**TASK PROMPT**
Restate every entry word for word.

**DATA RECORDS**
◇ ◇ ◇ ◇ ◇
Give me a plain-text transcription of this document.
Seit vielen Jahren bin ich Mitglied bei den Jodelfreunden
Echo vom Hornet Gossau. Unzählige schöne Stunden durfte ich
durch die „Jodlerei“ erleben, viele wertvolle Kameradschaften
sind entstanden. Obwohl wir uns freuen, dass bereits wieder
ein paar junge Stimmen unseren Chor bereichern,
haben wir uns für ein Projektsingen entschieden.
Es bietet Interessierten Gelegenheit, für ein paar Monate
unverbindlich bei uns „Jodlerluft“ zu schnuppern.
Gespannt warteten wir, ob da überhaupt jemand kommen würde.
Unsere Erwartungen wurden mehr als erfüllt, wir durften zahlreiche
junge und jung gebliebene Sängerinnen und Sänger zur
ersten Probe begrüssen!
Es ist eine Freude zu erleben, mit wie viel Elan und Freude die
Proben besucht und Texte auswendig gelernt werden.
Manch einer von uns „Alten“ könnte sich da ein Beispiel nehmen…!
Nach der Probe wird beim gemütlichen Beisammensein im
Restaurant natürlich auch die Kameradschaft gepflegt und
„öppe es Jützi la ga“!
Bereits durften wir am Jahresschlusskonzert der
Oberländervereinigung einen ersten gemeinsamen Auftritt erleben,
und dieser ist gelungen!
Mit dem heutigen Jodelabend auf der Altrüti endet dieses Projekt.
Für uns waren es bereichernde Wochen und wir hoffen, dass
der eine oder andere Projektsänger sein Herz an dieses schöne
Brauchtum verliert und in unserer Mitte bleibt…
◇ ◇ ◇ ◇ ◇
**THE RESPONSE**
Give me a plain-text transcription of this document.
Seit vielen Jahren bin ich Mitglied bei den Jodelfreunden
Echo vom Hornet Gossau. Unzählige schöne Stunden durfte ich
durch die „Jodlerei“ erleben, viele wertvolle Kameradschaften
sind entstanden. Obwohl wir uns freuen, dass bereits wieder
ein paar junge Stimmen unseren Chor bereichern,
haben wir uns für ein Projektsingen entschieden.
Es bietet Interessierten Gelegenheit, für ein paar Monate
unverbindlich bei uns „Jodlerluft“ zu schnuppern.
Gespannt warteten wir, ob da überhaupt jemand kommen würde.
Unsere Erwartungen wurden mehr als erfüllt, wir durften zahlreiche
junge und jung gebliebene Sängerinnen und Sänger zur
ersten Probe begrüssen!
Es ist eine Freude zu erleben, mit wie viel Elan und Freude die
Proben besucht und Texte auswendig gelernt werden.
Manch einer von uns „Alten“ könnte sich da ein Beispiel nehmen…!
Nach der Probe wird beim gemütlichen Beisammensein im
Restaurant natürlich auch die Kameradschaft gepflegt und
„öppe es Jützi la ga“!
Bereits durften wir am Jahresschlusskonzert der
Oberländervereinigung einen ersten gemeinsamen Auftritt erleben,
und dieser ist gelungen!
Mit dem heutigen Jodelabend auf der Altrüti endet dieses Projekt.
Für uns waren es bereichernde Wochen und wir hoffen, dass
der eine oder andere Projektsänger sein Herz an dieses schöne
Brauchtum verliert und in unserer Mitte bleibt…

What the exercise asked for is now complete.